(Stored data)
•••
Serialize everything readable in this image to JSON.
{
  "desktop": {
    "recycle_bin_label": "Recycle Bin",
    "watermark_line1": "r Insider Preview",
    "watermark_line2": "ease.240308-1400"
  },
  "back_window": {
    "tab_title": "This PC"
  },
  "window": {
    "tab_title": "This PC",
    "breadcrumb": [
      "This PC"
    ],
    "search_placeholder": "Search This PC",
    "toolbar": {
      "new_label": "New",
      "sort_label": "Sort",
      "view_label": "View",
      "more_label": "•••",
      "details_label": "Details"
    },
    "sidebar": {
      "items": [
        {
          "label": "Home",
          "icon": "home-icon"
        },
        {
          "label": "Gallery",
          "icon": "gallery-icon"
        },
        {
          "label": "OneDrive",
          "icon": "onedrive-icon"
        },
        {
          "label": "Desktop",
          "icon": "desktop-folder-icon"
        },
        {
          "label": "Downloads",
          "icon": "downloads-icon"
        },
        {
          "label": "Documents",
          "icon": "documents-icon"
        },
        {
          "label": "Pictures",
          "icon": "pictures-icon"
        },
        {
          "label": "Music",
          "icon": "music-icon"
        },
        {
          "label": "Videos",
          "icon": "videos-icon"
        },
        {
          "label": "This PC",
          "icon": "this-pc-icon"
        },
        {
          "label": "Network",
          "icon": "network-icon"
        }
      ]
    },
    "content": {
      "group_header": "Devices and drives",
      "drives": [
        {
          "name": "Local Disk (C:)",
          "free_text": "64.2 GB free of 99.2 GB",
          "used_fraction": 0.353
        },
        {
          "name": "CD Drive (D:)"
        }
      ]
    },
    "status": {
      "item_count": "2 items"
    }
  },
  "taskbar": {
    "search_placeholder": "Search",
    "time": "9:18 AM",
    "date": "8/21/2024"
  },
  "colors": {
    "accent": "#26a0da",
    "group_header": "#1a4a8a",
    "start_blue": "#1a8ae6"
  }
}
•••
* [Task statement]
From the records above, pick out and copy each line holding the word "Search".

* [Answer to the exercise]
    "search_placeholder": "Search This PC",
    "search_placeholder": "Search",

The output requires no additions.